►
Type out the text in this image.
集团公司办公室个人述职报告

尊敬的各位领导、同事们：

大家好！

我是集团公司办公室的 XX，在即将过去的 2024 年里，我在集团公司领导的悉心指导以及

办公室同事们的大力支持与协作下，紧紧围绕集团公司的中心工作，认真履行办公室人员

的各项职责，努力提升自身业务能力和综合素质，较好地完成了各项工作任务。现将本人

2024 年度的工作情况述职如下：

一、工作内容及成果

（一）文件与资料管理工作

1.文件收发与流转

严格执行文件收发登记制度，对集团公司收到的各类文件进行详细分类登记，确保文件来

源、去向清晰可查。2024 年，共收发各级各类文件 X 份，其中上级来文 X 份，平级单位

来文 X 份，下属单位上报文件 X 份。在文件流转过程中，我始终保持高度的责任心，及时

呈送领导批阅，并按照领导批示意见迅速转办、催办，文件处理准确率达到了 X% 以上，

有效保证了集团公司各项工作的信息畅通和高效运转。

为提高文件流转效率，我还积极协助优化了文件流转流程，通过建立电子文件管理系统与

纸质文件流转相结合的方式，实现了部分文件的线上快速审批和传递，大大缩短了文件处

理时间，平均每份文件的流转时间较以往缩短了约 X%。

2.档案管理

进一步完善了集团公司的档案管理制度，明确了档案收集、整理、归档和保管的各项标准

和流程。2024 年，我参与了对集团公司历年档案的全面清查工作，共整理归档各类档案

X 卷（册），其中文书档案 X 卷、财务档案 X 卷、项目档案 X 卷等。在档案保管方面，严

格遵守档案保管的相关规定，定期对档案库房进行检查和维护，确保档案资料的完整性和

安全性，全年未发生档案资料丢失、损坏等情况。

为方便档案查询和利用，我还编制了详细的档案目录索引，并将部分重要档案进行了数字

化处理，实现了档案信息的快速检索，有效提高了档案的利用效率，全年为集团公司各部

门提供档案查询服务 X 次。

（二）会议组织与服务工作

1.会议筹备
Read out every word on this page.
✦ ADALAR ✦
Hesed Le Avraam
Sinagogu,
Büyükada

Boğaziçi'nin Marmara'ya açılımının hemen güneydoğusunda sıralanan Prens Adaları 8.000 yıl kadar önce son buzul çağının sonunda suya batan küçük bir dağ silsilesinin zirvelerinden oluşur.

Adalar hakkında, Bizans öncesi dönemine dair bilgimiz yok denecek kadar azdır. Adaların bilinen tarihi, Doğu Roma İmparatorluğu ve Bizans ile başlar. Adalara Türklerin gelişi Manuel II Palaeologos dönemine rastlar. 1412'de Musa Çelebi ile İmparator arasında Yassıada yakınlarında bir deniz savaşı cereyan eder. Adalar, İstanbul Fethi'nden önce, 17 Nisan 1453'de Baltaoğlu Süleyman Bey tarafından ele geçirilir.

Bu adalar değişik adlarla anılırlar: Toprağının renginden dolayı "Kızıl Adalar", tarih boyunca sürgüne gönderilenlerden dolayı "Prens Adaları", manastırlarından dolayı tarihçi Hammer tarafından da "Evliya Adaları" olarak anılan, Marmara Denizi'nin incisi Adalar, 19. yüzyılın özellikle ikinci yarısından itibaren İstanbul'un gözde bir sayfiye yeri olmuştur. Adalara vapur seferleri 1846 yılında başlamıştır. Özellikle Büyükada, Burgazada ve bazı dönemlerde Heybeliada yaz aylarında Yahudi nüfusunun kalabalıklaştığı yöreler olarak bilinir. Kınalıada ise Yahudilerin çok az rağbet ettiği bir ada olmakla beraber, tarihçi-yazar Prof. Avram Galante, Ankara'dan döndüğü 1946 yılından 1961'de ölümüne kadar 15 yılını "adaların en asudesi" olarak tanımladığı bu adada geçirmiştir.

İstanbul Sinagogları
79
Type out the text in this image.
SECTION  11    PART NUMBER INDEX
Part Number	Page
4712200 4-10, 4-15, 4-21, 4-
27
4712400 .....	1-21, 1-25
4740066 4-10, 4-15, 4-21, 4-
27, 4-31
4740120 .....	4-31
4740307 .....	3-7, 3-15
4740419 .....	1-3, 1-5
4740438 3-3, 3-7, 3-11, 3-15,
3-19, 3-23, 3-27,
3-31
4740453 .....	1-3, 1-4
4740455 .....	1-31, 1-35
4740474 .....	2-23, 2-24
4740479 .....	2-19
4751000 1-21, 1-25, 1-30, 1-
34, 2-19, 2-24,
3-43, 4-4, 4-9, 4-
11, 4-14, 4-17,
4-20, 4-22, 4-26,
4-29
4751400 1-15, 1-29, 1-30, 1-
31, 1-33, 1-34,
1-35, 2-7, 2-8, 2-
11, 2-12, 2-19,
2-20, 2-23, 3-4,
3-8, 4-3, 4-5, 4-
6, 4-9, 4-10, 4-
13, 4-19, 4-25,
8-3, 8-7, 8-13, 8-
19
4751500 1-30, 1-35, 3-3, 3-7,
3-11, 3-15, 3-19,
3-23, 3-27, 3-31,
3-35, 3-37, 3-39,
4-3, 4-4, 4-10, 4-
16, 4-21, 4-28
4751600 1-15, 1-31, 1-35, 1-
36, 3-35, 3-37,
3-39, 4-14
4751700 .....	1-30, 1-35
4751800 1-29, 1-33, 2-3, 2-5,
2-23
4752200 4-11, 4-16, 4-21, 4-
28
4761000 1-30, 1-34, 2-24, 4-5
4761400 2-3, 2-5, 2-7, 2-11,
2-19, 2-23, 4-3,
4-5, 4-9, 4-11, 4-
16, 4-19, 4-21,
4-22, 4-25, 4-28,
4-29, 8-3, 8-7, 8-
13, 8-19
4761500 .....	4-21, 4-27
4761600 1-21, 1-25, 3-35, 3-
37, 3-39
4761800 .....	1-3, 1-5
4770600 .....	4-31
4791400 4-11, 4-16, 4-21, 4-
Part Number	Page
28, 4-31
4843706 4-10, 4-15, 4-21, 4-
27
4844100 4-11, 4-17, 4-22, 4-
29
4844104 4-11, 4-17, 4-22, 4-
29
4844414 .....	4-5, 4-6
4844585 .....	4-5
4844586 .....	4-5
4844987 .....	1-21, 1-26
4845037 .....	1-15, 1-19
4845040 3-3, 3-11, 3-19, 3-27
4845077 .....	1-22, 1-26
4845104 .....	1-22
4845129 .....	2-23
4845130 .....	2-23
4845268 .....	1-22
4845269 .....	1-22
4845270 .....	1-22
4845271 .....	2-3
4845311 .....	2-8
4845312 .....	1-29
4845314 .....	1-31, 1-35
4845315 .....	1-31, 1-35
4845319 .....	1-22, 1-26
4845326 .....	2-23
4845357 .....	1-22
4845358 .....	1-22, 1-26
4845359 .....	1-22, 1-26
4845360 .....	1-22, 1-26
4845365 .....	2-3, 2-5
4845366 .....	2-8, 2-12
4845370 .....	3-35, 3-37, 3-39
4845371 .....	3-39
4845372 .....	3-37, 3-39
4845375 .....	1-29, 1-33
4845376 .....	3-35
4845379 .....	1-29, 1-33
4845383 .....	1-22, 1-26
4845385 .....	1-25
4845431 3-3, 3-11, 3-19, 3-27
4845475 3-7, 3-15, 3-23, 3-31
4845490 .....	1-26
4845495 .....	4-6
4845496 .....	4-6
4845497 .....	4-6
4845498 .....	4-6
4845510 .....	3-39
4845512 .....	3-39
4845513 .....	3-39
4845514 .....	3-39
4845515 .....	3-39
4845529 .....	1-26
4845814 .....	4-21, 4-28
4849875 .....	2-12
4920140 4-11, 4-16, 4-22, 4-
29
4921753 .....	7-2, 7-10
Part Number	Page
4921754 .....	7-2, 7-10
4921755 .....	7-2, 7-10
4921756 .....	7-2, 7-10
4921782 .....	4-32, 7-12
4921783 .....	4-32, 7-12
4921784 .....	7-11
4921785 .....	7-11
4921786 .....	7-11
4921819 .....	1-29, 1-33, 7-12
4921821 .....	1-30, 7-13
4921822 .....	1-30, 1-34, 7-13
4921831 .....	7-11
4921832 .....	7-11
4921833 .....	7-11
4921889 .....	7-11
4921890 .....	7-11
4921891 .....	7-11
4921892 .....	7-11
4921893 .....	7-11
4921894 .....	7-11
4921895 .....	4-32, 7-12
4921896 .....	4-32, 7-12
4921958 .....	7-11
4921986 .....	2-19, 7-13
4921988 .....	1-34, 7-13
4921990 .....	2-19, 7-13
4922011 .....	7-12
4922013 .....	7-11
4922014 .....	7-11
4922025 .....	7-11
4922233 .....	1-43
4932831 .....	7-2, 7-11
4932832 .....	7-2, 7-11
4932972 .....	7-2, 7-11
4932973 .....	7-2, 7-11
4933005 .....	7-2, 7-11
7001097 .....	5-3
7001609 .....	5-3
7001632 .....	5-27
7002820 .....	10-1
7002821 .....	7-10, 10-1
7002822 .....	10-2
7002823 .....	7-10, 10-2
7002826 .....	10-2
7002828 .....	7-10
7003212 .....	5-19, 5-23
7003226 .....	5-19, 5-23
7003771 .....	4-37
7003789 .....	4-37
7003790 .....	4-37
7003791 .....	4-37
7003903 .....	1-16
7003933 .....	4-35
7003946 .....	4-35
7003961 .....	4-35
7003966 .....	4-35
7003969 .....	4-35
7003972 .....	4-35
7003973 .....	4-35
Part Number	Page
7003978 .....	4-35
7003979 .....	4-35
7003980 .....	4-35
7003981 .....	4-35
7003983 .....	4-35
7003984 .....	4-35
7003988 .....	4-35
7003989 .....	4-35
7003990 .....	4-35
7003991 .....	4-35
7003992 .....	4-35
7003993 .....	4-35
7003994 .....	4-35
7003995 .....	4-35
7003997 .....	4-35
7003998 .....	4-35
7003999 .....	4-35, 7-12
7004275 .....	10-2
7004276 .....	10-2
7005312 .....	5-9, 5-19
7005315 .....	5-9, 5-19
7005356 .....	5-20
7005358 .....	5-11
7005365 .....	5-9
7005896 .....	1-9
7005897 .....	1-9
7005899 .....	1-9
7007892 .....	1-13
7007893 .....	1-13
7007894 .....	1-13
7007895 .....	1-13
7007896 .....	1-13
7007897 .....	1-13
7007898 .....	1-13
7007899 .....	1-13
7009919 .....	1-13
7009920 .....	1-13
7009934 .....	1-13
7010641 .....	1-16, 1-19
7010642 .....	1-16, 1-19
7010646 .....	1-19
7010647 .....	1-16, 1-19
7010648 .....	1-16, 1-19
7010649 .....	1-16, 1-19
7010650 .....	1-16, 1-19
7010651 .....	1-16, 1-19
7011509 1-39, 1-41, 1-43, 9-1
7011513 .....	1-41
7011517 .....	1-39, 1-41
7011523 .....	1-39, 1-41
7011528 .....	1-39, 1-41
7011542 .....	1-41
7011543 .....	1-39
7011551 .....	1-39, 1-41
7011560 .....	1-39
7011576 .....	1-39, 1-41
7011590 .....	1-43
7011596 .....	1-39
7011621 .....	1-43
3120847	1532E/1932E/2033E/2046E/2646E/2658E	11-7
◄
Goal -
In the entries above, identify every line with the word "Prens". Copy those lines.

Finished exercise -
Boğaziçi'nin Marmara'ya açılımının hemen güneydoğusunda sıralanan Prens Adaları 8.000 yıl kadar önce son buzul çağının sonunda suya batan küçük bir dağ silsilesinin zirvelerinden oluşur.
Bu adalar değişik adlarla anılırlar: Toprağının renginden dolayı "Kızıl Adalar", tarih boyunca sürgüne gönderilenlerden dolayı "Prens Adaları", manastırlarından dolayı tarihçi Hammer tarafından da "Evliya Adaları" olarak anılan, Marmara Denizi'nin incisi Adalar, 19. yüzyılın özellikle ikinci yarısından itibaren İstanbul'un gözde bir sayfiye yeri olmuştur. Adalara vapur seferleri 1846 yılında başlamıştır. Özellikle Büyükada, Burgazada ve bazı dönemlerde Heybeliada yaz aylarında Yahudi nüfusunun kalabalıklaştığı yöreler olarak bilinir. Kınalıada ise Yahudilerin çok az rağbet ettiği bir ada olmakla beraber, tarihçi-yazar Prof. Avram Galante, Ankara'dan döndüğü 1946 yılından 1961'de ölümüne kadar 15 yılını "adaların en asudesi" olarak tanımladığı bu adada geçirmiştir.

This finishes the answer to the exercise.